TASK REQUIREMENTS: Check each line below for "JSON" and report how many have it, nothing else.

(Figure record extracts)

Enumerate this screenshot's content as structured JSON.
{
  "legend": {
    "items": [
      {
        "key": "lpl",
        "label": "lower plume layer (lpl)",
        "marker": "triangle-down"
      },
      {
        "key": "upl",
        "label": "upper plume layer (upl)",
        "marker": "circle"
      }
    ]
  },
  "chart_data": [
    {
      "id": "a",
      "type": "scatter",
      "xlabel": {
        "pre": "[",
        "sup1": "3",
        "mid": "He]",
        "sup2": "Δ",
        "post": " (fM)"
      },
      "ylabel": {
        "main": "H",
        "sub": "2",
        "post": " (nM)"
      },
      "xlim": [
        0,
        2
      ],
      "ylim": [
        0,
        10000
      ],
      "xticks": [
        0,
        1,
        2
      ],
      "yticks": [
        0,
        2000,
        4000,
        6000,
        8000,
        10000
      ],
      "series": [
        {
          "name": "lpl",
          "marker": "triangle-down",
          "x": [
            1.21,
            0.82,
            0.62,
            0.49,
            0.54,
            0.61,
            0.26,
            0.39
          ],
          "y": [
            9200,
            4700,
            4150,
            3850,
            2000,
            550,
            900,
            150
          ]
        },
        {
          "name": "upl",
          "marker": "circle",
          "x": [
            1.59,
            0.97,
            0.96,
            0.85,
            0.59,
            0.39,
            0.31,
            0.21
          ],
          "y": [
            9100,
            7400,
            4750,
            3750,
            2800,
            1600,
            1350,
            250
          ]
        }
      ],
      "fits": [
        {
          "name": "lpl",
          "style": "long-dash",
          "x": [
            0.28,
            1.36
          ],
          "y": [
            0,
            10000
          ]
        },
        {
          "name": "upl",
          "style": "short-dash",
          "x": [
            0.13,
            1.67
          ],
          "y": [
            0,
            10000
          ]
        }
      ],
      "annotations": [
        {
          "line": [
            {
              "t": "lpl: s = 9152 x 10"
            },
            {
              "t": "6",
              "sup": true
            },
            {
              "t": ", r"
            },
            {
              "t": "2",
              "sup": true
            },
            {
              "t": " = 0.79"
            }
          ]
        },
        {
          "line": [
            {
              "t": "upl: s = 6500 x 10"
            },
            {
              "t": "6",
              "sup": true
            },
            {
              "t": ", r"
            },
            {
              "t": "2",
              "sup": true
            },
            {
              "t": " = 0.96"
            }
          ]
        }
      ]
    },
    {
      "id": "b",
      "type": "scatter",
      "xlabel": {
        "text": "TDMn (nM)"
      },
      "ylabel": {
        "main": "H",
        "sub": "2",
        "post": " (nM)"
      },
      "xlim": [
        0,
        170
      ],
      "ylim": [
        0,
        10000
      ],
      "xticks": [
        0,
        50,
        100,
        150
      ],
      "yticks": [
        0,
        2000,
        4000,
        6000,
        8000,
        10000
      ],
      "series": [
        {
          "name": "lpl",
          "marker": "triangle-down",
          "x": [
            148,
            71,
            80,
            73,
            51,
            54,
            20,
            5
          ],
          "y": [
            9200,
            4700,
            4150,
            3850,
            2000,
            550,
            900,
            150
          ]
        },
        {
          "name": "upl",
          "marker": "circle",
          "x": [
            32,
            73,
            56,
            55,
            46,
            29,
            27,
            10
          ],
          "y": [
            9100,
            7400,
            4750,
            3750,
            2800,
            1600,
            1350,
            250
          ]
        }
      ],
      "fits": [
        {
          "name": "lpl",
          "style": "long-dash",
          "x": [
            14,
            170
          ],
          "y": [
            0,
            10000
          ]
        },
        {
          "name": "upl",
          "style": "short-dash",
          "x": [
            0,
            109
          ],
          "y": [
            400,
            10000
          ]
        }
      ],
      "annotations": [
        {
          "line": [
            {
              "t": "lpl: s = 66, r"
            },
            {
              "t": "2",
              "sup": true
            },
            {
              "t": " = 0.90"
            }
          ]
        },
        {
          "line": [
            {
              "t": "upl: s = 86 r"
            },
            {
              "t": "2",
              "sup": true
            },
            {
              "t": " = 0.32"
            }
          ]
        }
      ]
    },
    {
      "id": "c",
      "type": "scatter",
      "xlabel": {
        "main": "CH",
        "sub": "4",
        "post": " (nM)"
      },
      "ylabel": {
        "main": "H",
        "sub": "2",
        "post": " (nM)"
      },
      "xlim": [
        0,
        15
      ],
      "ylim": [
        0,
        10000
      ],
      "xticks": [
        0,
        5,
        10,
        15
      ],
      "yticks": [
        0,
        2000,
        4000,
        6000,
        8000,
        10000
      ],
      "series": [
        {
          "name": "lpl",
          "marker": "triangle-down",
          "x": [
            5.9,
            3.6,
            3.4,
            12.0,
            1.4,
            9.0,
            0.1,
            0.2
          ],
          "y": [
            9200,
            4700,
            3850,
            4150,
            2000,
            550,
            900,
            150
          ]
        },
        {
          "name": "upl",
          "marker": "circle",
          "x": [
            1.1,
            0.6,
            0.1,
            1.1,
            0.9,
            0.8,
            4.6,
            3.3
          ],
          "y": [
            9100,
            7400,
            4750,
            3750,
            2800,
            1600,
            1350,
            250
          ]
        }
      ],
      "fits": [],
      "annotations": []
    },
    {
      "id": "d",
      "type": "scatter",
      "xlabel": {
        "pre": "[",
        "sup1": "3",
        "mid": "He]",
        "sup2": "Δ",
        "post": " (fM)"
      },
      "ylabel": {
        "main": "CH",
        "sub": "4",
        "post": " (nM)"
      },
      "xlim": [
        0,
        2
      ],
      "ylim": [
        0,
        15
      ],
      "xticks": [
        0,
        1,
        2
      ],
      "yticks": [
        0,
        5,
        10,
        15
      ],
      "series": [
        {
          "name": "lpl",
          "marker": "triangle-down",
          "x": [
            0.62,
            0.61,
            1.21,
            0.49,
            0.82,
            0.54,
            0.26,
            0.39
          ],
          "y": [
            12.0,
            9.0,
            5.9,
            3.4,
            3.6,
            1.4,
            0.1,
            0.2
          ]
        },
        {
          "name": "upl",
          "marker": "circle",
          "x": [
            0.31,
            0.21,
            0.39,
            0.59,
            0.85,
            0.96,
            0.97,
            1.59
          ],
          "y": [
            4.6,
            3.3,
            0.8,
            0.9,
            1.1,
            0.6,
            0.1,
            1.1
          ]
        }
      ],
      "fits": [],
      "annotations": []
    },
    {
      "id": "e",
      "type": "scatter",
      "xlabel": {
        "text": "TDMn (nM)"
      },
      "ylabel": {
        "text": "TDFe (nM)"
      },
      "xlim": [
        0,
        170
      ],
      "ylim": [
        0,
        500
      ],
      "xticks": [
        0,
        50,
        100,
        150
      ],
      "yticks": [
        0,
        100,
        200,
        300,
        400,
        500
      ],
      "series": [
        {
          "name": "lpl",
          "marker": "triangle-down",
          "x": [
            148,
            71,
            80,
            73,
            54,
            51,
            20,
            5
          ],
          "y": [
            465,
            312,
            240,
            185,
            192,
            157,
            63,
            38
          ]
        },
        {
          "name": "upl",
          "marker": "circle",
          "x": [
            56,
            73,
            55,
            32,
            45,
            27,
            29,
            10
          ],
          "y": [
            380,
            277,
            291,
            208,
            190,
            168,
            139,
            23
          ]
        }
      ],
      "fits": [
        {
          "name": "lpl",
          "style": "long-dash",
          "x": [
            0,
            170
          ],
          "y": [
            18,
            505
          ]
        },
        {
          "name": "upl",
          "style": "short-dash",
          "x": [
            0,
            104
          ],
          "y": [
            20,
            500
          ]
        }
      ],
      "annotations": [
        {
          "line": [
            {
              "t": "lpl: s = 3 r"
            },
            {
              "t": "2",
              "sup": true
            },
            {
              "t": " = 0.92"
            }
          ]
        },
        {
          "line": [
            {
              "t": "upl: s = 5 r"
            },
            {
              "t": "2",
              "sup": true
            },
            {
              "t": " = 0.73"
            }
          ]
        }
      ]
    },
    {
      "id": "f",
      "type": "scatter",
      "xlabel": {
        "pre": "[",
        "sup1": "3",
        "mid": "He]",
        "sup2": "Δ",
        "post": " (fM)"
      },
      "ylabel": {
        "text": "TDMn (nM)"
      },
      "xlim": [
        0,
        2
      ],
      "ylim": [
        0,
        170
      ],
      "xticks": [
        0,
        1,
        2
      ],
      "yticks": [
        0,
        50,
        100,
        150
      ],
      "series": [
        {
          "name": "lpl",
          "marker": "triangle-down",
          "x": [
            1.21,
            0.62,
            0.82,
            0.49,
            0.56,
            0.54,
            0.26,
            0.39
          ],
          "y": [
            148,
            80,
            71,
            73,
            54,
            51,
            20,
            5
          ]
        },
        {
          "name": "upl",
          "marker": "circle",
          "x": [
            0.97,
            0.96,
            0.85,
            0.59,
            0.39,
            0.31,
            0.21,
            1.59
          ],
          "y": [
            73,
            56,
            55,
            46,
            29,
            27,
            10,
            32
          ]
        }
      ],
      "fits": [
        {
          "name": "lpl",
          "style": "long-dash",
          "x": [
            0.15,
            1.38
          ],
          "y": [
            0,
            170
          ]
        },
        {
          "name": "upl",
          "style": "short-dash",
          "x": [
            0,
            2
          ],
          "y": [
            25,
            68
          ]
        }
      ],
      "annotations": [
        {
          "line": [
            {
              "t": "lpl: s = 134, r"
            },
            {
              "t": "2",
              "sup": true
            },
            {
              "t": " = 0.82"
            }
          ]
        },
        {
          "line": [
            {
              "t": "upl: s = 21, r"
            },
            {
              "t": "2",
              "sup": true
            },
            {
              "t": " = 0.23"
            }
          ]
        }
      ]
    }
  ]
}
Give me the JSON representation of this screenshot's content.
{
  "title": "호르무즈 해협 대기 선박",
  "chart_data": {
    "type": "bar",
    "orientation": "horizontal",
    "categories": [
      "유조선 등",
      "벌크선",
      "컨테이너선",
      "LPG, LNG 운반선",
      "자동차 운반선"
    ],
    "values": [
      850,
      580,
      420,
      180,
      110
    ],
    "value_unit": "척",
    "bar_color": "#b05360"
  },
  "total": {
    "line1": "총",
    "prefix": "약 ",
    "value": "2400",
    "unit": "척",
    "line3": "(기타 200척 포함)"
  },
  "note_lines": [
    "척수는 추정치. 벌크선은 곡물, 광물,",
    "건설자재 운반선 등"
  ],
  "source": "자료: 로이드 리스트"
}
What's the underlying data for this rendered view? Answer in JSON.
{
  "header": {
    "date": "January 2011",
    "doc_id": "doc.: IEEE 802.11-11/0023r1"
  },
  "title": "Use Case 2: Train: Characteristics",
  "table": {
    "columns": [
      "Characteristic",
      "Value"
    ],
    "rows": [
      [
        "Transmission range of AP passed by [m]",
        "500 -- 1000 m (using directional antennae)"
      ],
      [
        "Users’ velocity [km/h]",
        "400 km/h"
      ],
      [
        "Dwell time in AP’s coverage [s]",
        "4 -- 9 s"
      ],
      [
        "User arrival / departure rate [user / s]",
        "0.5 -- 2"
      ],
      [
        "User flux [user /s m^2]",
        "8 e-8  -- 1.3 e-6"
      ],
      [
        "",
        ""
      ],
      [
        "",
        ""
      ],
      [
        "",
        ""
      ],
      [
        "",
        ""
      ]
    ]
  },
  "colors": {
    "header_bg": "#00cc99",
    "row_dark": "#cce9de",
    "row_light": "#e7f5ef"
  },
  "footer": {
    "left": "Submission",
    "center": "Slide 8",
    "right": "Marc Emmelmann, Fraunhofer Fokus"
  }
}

EXERCISE SOLUTION: 3